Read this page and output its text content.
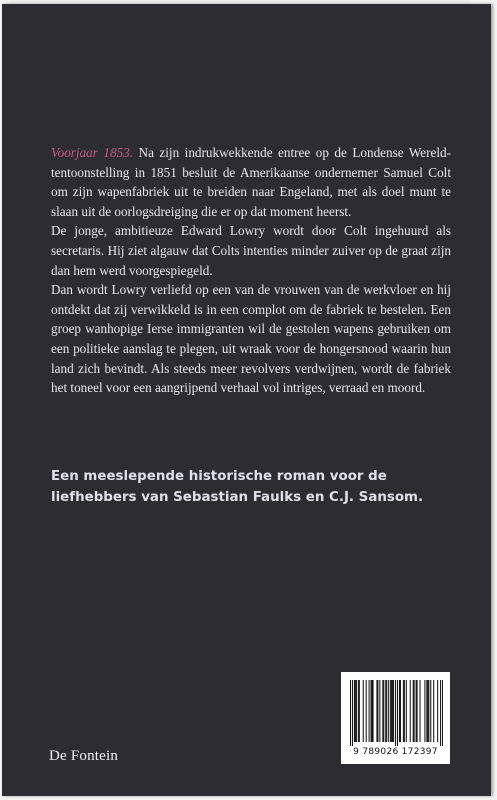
Voorjaar 1853. Na zijn indrukwekkende entree op de Londense Wereld-tentoonstelling in 1851 besluit de Amerikaanse ondernemer Samuel Colt om zijn wapenfabriek uit te breiden naar Engeland, met als doel munt te slaan uit de oorlogsdreiging die er op dat moment heerst.

De jonge, ambitieuze Edward Lowry wordt door Colt ingehuurd als secretaris. Hij ziet algauw dat Colts intenties minder zuiver op de graat zijn dan hem werd voorgespiegeld.

Dan wordt Lowry verliefd op een van de vrouwen van de werkvloer en hij ontdekt dat zij verwikkeld is in een complot om de fabriek te bestelen. Een groep wanhopige Ierse immigranten wil de gestolen wapens gebruiken om een politieke aanslag te plegen, uit wraak voor de hongersnood waarin hun land zich bevindt. Als steeds meer revolvers verdwijnen, wordt de fabriek het toneel voor een aangrijpend verhaal vol intriges, verraad en moord.

Een meeslepende historische roman voor de liefhebbers van Sebastian Faulks en C.J. Sansom.
De Fontein	9 789026 172397
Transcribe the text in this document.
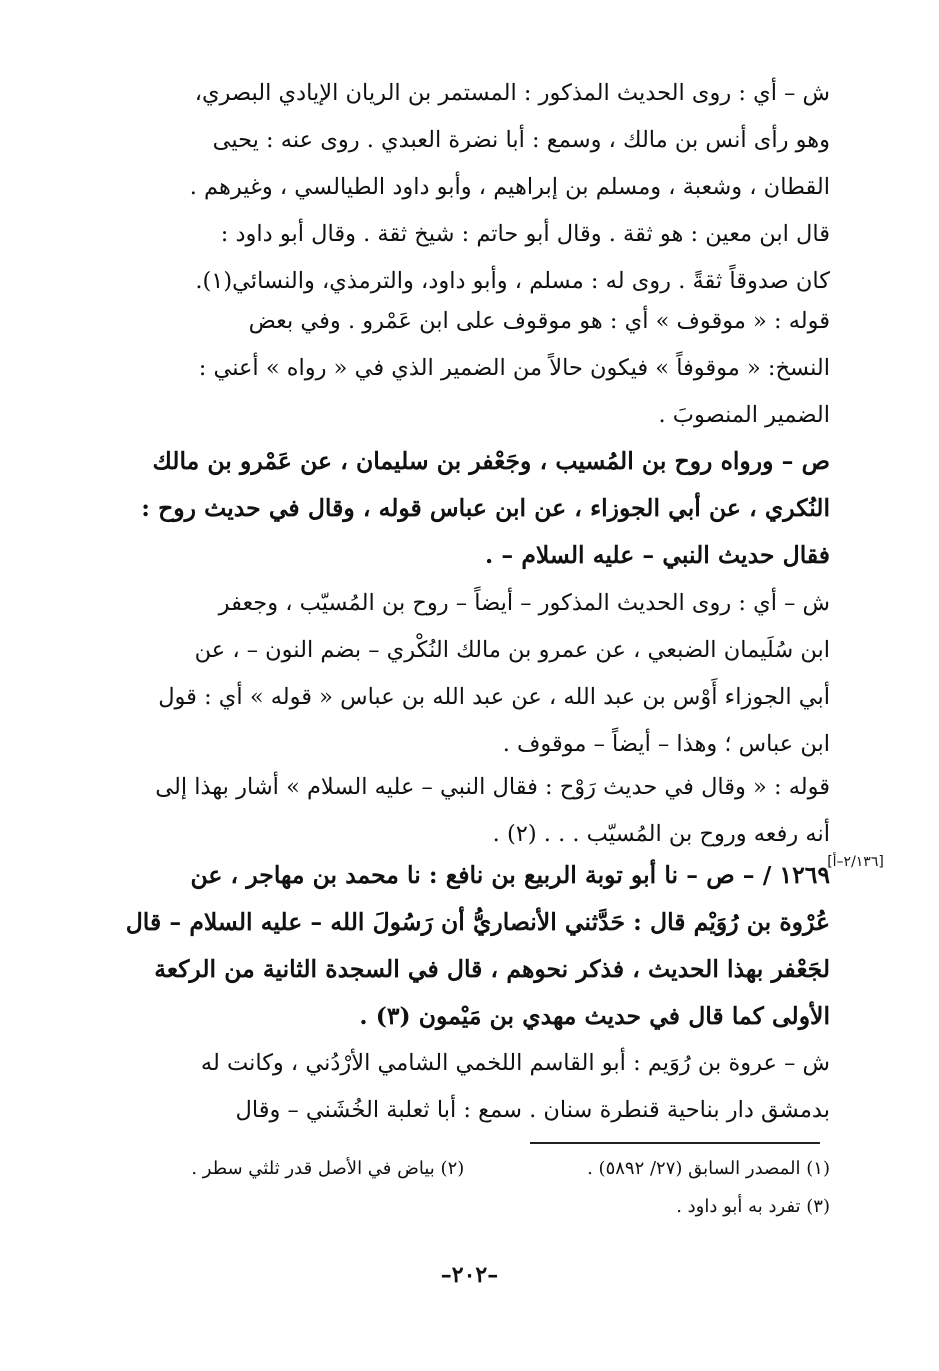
ش – أي : روى الحديث المذكور : المستمر بن الريان الإيادي البصري،
وهو رأى أنس بن مالك ، وسمع : أبا نضرة العبدي . روى عنه : يحيى
القطان ، وشعبة ، ومسلم بن إبراهيم ، وأبو داود الطيالسي ، وغيرهم .
قال ابن معين : هو ثقة . وقال أبو حاتم : شيخ ثقة . وقال أبو داود :
كان صدوقاً ثقةً . روى له : مسلم ، وأبو داود، والترمذي، والنسائي(١).
قوله : « موقوف » أي : هو موقوف على ابن عَمْرو . وفي بعض
النسخ: « موقوفاً » فيكون حالاً من الضمير الذي في « رواه » أعني :
الضمير المنصوبَ .
ص – ورواه روح بن المُسيب ، وجَعْفر بن سليمان ، عن عَمْرو بن مالك
النُكري ، عن أبي الجوزاء ، عن ابن عباس قوله ، وقال في حديث روح :
فقال حديث النبي – عليه السلام – .
ش – أي : روى الحديث المذكور – أيضاً – روح بن المُسيّب ، وجعفر
ابن سُلَيمان الضبعي ، عن عمرو بن مالك النُكْري – بضم النون – ، عن
أبي الجوزاء أَوْس بن عبد الله ، عن عبد الله بن عباس « قوله » أي : قول
ابن عباس ؛ وهذا – أيضاً – موقوف .
قوله : « وقال في حديث رَوْح : فقال النبي – عليه السلام » أشار بهذا إلى
أنه رفعه وروح بن المُسيّب . . . (٢) .
١٢٦٩ / – ص – نا أبو توبة الربيع بن نافع : نا محمد بن مهاجر ، عن
عُرْوة بن رُوَيْم قال : حَدَّثني الأنصاريُّ أن رَسُولَ الله – عليه السلام – قال
لجَعْفر بهذا الحديث ، فذكر نحوهم ، قال في السجدة الثانية من الركعة
الأولى كما قال في حديث مهدي بن مَيْمون (٣) .
ش – عروة بن رُوَيم : أبو القاسم اللخمي الشامي الأرْدُني ، وكانت له
بدمشق دار بناحية قنطرة سنان . سمع : أبا ثعلبة الخُشَني – وقال
[٢/١٣٦–أ]
(١) المصدر السابق (٢٧/ ٥٨٩٢) . (٢) بياض في الأصل قدر ثلثي سطر .
(٣) تفرد به أبو داود .
–٢٠٢–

• • •

**Do this**
Ignore the images and quote every line of the listing exactly.

**The answer**
Read this page and output its text content.
Voorjaar 1853. Na zijn indrukwekkende entree op de Londense Wereld-tentoonstelling in 1851 besluit de Amerikaanse ondernemer Samuel Colt om zijn wapenfabriek uit te breiden naar Engeland, met als doel munt te slaan uit de oorlogsdreiging die er op dat moment heerst.

De jonge, ambitieuze Edward Lowry wordt door Colt ingehuurd als secretaris. Hij ziet algauw dat Colts intenties minder zuiver op de graat zijn dan hem werd voorgespiegeld.

Dan wordt Lowry verliefd op een van de vrouwen van de werkvloer en hij ontdekt dat zij verwikkeld is in een complot om de fabriek te bestelen. Een groep wanhopige Ierse immigranten wil de gestolen wapens gebruiken om een politieke aanslag te plegen, uit wraak voor de hongersnood waarin hun land zich bevindt. Als steeds meer revolvers verdwijnen, wordt de fabriek het toneel voor een aangrijpend verhaal vol intriges, verraad en moord.

Een meeslepende historische roman voor de liefhebbers van Sebastian Faulks en C.J. Sansom.
De Fontein	9 789026 172397
Transcribe the text in this document.
ش – أي : روى الحديث المذكور : المستمر بن الريان الإيادي البصري،
وهو رأى أنس بن مالك ، وسمع : أبا نضرة العبدي . روى عنه : يحيى
القطان ، وشعبة ، ومسلم بن إبراهيم ، وأبو داود الطيالسي ، وغيرهم .
قال ابن معين : هو ثقة . وقال أبو حاتم : شيخ ثقة . وقال أبو داود :
كان صدوقاً ثقةً . روى له : مسلم ، وأبو داود، والترمذي، والنسائي(١).
قوله : « موقوف » أي : هو موقوف على ابن عَمْرو . وفي بعض
النسخ: « موقوفاً » فيكون حالاً من الضمير الذي في « رواه » أعني :
الضمير المنصوبَ .
ص – ورواه روح بن المُسيب ، وجَعْفر بن سليمان ، عن عَمْرو بن مالك
النُكري ، عن أبي الجوزاء ، عن ابن عباس قوله ، وقال في حديث روح :
فقال حديث النبي – عليه السلام – .
ش – أي : روى الحديث المذكور – أيضاً – روح بن المُسيّب ، وجعفر
ابن سُلَيمان الضبعي ، عن عمرو بن مالك النُكْري – بضم النون – ، عن
أبي الجوزاء أَوْس بن عبد الله ، عن عبد الله بن عباس « قوله » أي : قول
ابن عباس ؛ وهذا – أيضاً – موقوف .
قوله : « وقال في حديث رَوْح : فقال النبي – عليه السلام » أشار بهذا إلى
أنه رفعه وروح بن المُسيّب . . . (٢) .
١٢٦٩ / – ص – نا أبو توبة الربيع بن نافع : نا محمد بن مهاجر ، عن
عُرْوة بن رُوَيْم قال : حَدَّثني الأنصاريُّ أن رَسُولَ الله – عليه السلام – قال
لجَعْفر بهذا الحديث ، فذكر نحوهم ، قال في السجدة الثانية من الركعة
الأولى كما قال في حديث مهدي بن مَيْمون (٣) .
ش – عروة بن رُوَيم : أبو القاسم اللخمي الشامي الأرْدُني ، وكانت له
بدمشق دار بناحية قنطرة سنان . سمع : أبا ثعلبة الخُشَني – وقال
[٢/١٣٦–أ]
(١) المصدر السابق (٢٧/ ٥٨٩٢) . (٢) بياض في الأصل قدر ثلثي سطر .
(٣) تفرد به أبو داود .
–٢٠٢–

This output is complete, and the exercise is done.